• [WHAT IS ASKED]:
Which lines in the records below contain the word "怀疑客户为恐怖组织"? Copy each one out.

• [STORED DATA]:
####

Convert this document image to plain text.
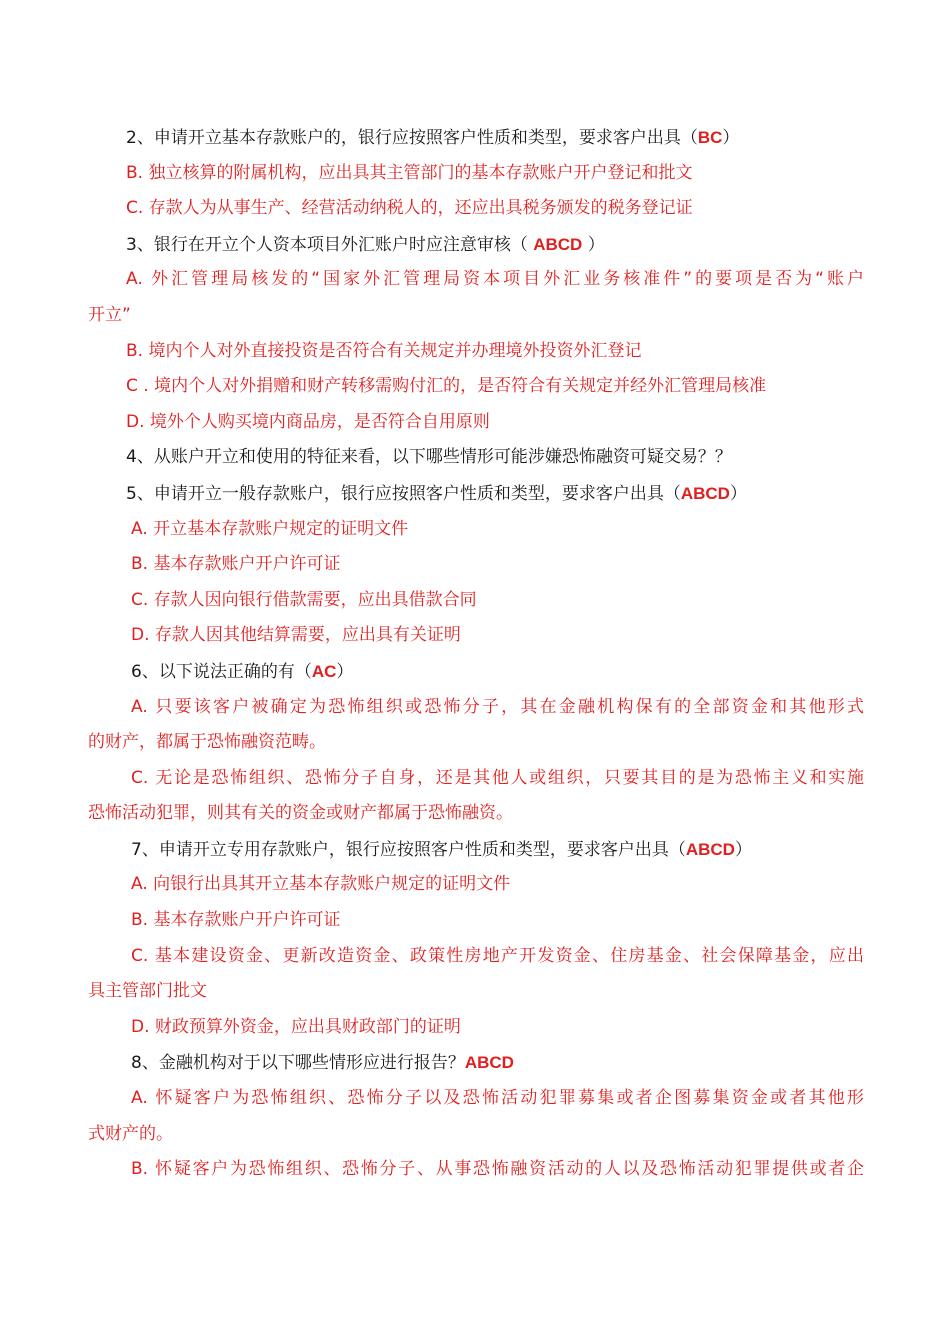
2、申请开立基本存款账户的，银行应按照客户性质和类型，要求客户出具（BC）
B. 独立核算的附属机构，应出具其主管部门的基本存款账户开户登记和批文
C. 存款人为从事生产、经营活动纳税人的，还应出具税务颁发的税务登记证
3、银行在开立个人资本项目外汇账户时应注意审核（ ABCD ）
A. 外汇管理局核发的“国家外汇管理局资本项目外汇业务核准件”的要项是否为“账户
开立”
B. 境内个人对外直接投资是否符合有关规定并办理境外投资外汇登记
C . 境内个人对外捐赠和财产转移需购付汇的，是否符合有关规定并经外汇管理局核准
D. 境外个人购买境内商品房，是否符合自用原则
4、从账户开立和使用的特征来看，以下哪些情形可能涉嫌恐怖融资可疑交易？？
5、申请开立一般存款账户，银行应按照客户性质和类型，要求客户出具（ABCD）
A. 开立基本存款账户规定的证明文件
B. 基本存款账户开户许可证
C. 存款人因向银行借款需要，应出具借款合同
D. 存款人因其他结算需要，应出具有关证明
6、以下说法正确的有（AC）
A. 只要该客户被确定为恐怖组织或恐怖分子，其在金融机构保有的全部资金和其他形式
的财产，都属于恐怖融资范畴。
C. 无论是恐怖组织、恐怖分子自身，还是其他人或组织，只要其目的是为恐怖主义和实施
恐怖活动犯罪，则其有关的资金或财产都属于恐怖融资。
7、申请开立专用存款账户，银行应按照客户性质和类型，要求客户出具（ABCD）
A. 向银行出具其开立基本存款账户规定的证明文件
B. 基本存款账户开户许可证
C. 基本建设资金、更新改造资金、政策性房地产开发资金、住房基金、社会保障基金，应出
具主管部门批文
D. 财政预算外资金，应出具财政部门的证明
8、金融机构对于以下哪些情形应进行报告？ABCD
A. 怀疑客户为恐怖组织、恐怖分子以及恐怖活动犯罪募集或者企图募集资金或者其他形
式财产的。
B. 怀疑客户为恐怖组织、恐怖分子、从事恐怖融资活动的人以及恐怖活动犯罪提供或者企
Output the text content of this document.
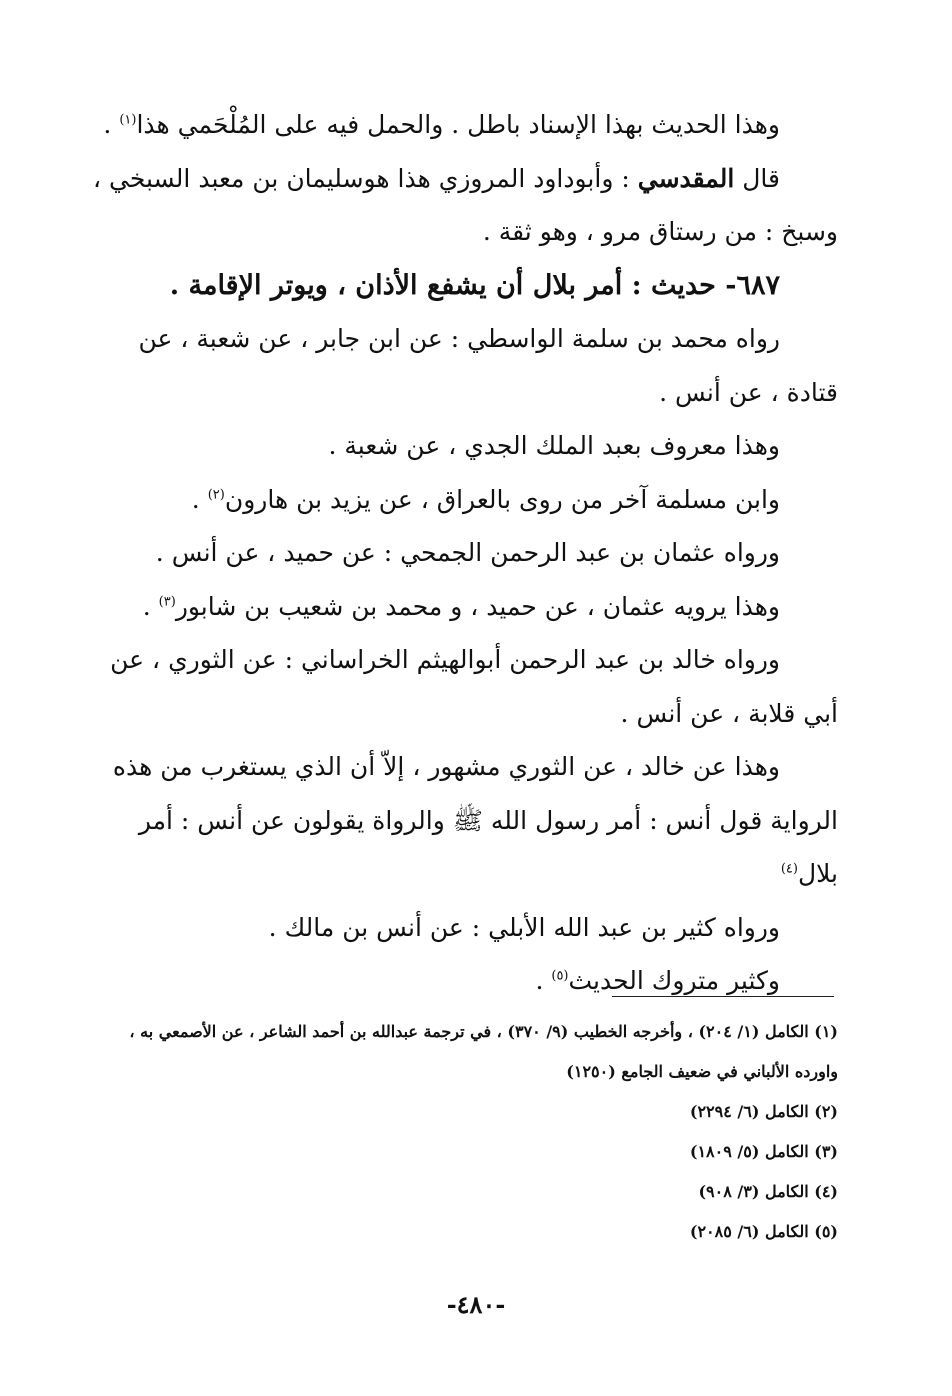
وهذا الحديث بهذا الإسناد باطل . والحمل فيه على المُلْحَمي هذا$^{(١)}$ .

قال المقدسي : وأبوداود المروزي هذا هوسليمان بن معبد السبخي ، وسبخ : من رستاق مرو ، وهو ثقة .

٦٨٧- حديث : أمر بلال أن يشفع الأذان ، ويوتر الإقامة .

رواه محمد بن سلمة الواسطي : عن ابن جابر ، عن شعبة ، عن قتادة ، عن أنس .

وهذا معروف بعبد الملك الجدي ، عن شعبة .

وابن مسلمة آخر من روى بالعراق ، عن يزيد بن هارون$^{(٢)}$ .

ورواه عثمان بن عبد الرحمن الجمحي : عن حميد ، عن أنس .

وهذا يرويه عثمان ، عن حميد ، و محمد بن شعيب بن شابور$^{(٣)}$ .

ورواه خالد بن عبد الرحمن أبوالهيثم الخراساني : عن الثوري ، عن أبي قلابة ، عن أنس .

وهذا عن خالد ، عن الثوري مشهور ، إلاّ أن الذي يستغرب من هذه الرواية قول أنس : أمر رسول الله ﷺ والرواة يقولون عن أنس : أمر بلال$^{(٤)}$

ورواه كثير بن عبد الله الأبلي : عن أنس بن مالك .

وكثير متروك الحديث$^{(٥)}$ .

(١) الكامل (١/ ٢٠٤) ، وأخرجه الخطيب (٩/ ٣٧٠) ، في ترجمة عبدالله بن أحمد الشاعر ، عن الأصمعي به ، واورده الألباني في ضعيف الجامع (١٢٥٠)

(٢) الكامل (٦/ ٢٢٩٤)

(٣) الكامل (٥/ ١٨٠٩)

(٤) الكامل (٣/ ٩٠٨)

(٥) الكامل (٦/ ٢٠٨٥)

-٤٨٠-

####

• [WORKED SOLUTION]:
A. 怀疑客户为恐怖组织、恐怖分子以及恐怖活动犯罪募集或者企图募集资金或者其他形
B. 怀疑客户为恐怖组织、恐怖分子、从事恐怖融资活动的人以及恐怖活动犯罪提供或者企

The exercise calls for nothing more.